**Written request**
Take each line containing the word "data" and copy it.

(Collection entries)
****

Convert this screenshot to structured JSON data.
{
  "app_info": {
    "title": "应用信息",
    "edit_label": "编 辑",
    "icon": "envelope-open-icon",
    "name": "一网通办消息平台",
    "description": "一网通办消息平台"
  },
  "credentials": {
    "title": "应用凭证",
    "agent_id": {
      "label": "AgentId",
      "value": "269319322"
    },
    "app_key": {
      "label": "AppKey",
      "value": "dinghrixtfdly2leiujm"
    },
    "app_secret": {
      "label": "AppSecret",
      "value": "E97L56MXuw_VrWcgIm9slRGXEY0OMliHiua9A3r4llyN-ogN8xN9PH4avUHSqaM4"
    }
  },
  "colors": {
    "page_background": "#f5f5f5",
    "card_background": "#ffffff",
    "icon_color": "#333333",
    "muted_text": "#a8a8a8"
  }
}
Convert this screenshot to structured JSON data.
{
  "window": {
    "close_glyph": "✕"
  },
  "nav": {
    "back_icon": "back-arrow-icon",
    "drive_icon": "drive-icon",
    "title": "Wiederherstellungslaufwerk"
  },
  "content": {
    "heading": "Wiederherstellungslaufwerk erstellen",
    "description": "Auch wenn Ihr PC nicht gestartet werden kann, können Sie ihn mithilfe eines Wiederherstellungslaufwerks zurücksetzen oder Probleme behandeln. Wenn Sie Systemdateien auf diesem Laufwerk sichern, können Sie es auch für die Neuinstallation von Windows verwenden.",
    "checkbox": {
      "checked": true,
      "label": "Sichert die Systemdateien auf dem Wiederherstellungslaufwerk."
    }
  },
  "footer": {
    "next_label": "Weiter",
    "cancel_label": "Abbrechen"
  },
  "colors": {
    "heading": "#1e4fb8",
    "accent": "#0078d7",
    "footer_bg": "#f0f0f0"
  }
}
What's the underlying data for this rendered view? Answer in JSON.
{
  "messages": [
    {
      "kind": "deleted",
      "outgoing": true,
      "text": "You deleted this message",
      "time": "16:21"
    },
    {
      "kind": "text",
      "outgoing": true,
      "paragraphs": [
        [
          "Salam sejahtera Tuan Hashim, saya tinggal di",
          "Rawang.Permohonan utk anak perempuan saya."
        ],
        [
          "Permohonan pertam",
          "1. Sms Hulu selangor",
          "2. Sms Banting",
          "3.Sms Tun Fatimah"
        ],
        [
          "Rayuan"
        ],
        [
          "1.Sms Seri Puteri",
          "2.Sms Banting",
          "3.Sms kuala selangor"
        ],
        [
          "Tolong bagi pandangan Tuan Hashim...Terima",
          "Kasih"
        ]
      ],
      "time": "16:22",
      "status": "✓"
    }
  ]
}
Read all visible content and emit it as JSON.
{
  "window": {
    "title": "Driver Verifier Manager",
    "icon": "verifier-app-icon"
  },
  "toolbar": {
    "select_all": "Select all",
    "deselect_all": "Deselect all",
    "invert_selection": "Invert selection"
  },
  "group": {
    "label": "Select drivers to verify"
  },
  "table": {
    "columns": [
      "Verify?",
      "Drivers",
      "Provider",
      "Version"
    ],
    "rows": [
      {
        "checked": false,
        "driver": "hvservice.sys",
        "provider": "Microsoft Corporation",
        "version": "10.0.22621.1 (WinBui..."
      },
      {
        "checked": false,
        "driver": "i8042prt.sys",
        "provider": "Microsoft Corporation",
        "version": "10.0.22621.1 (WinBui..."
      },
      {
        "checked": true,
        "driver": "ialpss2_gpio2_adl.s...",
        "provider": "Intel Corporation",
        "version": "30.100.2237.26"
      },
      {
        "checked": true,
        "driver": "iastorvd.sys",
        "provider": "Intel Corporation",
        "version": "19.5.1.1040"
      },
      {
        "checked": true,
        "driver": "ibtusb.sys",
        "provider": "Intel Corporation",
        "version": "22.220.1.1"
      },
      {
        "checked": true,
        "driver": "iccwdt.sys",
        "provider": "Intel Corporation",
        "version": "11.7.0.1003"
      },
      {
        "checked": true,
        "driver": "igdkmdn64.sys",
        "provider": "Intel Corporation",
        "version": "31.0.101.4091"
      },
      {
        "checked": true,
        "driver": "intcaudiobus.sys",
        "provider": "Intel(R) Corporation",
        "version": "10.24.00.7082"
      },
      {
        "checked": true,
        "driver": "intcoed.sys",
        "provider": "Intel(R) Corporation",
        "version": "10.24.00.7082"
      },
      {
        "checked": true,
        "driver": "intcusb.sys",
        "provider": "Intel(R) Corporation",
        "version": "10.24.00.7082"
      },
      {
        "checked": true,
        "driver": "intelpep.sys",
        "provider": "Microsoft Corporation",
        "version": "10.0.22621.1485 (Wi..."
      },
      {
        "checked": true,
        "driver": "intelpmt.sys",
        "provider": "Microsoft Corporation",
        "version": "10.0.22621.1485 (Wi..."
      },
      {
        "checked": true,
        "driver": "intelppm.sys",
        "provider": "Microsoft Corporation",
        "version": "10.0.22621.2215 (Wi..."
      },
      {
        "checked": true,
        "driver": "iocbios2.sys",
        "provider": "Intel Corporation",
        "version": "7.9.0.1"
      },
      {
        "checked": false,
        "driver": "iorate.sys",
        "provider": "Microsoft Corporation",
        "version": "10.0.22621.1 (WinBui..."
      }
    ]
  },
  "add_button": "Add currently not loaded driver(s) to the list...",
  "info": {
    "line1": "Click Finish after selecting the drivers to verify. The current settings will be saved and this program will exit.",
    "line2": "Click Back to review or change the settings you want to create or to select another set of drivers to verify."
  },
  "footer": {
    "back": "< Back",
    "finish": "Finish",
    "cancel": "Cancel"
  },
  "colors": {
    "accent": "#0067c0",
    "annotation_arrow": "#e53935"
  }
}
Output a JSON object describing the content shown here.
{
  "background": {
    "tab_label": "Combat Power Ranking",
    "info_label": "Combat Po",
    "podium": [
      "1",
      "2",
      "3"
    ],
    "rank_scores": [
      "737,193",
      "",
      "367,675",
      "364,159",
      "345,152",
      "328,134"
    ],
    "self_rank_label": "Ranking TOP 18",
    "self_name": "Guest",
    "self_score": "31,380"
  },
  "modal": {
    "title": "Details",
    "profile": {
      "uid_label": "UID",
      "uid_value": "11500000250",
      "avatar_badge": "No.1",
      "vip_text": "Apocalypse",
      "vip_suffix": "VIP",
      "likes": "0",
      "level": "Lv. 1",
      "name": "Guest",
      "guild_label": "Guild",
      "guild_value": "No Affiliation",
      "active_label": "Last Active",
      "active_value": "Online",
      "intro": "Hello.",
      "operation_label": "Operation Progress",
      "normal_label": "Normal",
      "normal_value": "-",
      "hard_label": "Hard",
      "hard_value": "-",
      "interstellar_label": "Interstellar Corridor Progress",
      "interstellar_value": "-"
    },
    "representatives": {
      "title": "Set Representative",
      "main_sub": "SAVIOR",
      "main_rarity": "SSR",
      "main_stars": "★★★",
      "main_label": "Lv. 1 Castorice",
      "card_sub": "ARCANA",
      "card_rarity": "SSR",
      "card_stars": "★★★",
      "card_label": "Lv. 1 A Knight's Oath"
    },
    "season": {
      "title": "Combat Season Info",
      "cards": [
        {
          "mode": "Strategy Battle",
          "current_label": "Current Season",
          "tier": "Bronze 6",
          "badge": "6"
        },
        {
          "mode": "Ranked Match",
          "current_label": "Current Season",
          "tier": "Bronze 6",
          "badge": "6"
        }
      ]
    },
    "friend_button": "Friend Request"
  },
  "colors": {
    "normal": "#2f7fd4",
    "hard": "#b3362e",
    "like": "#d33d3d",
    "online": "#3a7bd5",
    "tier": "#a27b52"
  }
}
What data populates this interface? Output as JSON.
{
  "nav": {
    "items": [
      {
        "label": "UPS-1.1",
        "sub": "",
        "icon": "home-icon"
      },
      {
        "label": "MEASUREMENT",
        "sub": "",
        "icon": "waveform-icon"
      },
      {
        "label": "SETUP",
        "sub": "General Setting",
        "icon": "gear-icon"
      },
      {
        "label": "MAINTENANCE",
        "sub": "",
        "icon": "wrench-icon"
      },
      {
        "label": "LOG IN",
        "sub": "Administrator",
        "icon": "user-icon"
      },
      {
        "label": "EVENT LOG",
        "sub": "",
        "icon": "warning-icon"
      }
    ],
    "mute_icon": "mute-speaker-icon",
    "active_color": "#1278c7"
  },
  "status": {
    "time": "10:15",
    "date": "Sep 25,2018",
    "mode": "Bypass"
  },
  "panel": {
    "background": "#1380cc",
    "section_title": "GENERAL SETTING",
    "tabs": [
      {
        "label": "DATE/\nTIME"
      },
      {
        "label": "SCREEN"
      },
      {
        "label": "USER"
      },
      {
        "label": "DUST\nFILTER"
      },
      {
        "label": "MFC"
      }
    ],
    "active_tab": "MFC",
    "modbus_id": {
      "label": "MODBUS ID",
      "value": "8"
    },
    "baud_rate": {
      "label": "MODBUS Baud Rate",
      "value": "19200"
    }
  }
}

****

**Task result**
Convert this screenshot to structured JSON data.
Convert this screenshot to structured JSON data.
What's the underlying data for this rendered view? Answer in JSON.
What data populates this interface? Output as JSON.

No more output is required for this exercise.